● **Set problem**
Can you set down, word for word, the records from their very first line through the line containing "text-run: . <box>1341 1890 1350 1922</box>", including both of those lines?

[Saved data entries]
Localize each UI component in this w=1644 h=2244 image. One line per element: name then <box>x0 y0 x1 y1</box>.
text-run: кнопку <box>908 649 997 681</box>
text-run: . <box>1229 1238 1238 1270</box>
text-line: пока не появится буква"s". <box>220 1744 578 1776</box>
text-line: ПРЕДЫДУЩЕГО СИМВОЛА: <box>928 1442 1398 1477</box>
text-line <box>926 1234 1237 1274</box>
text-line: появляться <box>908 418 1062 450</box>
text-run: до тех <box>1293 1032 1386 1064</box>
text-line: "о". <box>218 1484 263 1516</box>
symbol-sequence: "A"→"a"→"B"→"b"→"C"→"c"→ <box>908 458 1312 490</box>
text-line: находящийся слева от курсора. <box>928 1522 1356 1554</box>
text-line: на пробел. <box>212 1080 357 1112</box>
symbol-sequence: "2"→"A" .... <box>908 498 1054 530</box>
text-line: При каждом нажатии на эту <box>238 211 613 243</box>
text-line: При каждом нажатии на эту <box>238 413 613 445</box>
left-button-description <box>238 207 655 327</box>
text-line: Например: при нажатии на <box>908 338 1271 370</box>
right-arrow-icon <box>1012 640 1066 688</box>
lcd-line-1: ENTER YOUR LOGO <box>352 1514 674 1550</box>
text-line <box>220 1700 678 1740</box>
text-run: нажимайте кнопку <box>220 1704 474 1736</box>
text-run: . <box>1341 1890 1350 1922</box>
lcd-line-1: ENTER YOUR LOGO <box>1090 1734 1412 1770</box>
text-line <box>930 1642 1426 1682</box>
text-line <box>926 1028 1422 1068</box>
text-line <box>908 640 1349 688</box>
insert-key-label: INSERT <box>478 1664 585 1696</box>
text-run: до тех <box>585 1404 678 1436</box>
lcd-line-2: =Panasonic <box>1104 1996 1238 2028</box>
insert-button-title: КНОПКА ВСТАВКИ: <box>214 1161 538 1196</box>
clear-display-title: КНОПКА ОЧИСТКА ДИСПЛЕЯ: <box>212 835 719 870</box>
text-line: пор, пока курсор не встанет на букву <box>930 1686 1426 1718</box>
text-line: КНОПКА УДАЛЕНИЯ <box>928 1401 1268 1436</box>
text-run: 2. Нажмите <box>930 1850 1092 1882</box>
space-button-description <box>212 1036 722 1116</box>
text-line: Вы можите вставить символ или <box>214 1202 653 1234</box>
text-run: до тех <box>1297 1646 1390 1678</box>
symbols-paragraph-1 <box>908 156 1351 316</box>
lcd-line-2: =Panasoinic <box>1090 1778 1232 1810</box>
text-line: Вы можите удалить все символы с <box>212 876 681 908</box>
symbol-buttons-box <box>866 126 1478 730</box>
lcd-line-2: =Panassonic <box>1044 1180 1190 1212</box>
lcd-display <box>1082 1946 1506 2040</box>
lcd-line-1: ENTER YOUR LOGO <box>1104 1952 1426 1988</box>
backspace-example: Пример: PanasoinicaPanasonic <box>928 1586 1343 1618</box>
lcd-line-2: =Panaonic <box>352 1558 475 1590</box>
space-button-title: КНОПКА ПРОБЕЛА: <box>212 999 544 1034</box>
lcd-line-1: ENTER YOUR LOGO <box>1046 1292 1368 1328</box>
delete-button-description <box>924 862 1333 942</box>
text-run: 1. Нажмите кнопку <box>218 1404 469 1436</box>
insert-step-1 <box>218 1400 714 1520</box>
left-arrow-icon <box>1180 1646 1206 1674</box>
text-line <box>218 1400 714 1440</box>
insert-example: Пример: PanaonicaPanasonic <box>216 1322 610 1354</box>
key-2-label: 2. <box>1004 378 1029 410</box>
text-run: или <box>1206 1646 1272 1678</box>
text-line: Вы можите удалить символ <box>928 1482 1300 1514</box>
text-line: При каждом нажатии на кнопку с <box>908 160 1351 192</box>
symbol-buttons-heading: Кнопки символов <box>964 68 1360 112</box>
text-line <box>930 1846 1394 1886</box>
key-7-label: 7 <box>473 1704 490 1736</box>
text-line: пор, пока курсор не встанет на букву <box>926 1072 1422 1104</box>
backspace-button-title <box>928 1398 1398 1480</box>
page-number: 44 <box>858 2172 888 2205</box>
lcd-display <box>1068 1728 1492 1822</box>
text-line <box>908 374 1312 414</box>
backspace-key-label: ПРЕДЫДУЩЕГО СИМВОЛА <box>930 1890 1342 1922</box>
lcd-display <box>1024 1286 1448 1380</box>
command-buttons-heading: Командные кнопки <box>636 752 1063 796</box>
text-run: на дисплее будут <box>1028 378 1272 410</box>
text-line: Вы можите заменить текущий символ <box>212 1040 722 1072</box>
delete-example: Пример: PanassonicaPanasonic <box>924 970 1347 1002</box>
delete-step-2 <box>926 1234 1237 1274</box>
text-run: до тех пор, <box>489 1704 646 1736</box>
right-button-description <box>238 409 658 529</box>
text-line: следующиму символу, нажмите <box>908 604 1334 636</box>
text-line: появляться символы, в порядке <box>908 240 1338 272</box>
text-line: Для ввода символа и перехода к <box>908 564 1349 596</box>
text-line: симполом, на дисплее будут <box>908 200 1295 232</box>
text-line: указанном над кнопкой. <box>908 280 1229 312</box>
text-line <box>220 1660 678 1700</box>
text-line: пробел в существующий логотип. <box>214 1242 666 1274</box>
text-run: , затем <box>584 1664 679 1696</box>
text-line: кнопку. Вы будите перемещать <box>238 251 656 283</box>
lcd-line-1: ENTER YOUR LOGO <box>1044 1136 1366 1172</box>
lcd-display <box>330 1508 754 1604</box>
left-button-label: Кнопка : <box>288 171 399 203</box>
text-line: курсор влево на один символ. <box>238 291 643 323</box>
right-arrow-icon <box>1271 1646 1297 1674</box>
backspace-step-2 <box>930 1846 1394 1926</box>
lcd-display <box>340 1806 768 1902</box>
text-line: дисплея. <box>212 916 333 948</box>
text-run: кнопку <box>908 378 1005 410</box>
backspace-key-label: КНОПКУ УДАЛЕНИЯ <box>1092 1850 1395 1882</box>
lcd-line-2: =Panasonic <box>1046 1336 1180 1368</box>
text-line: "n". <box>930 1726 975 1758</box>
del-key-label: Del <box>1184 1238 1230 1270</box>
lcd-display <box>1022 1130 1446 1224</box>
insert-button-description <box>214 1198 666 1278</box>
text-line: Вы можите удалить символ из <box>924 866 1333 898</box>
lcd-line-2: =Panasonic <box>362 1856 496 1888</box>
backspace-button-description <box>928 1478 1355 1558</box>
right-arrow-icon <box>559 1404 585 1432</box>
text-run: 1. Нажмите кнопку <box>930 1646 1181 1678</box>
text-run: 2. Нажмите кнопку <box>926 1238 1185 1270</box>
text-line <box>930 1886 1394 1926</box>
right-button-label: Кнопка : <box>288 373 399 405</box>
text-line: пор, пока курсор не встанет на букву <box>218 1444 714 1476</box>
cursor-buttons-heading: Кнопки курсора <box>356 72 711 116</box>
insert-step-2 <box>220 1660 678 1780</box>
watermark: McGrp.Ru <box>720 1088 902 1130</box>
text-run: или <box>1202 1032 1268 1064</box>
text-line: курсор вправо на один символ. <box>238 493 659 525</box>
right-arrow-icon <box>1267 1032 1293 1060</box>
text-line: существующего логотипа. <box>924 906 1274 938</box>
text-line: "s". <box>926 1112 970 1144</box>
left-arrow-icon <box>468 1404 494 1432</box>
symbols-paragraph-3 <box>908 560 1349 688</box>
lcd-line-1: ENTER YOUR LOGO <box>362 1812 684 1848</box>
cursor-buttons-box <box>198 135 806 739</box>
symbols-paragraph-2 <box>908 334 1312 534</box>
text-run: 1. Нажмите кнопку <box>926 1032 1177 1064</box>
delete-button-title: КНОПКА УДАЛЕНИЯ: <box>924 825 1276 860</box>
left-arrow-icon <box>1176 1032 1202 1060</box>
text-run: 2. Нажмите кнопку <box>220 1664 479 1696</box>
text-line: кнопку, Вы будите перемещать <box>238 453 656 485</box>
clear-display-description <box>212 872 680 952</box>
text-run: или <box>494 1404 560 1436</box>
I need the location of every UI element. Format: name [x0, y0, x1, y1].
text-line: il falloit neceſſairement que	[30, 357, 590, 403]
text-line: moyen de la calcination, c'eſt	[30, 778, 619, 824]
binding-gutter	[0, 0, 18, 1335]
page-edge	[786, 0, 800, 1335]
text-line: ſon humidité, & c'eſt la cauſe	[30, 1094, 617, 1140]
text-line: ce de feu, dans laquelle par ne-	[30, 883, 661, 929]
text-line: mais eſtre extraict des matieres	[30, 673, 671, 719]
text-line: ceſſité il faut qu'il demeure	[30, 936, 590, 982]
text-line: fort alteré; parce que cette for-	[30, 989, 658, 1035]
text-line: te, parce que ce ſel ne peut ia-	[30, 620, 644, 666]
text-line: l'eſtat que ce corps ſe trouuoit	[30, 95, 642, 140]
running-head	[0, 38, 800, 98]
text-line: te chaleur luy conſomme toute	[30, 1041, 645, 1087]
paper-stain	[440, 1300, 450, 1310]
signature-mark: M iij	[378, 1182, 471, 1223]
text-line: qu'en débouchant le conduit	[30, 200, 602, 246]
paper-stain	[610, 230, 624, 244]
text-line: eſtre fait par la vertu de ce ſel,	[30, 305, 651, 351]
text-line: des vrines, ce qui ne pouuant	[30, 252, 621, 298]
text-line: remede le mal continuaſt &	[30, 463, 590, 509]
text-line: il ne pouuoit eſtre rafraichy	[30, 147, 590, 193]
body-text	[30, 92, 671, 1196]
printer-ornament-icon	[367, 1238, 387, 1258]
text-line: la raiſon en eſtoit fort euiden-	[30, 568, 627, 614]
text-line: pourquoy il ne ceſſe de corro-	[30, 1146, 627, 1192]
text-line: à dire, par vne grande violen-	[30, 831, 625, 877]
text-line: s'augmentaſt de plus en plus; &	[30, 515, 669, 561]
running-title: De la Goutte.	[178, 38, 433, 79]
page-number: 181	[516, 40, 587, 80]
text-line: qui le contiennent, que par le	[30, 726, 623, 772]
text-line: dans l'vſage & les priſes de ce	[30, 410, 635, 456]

● **The result**
Localize each UI component in this w=1644 h=2244 image. One line per element: name then <box>x0 y0 x1 y1</box>.
text-run: кнопку <box>908 649 997 681</box>
text-run: . <box>1229 1238 1238 1270</box>
text-line: пока не появится буква"s". <box>220 1744 578 1776</box>
text-line: ПРЕДЫДУЩЕГО СИМВОЛА: <box>928 1442 1398 1477</box>
text-line <box>926 1234 1237 1274</box>
text-line: появляться <box>908 418 1062 450</box>
text-run: до тех <box>1293 1032 1386 1064</box>
text-line: "о". <box>218 1484 263 1516</box>
symbol-sequence: "A"→"a"→"B"→"b"→"C"→"c"→ <box>908 458 1312 490</box>
text-line: находящийся слева от курсора. <box>928 1522 1356 1554</box>
text-line: на пробел. <box>212 1080 357 1112</box>
symbol-sequence: "2"→"A" .... <box>908 498 1054 530</box>
text-line: При каждом нажатии на эту <box>238 211 613 243</box>
text-line: При каждом нажатии на эту <box>238 413 613 445</box>
left-button-description <box>238 207 655 327</box>
text-line: Например: при нажатии на <box>908 338 1271 370</box>
right-arrow-icon <box>1012 640 1066 688</box>
lcd-line-1: ENTER YOUR LOGO <box>352 1514 674 1550</box>
text-line <box>220 1700 678 1740</box>
text-run: нажимайте кнопку <box>220 1704 474 1736</box>
text-run: . <box>1341 1890 1350 1922</box>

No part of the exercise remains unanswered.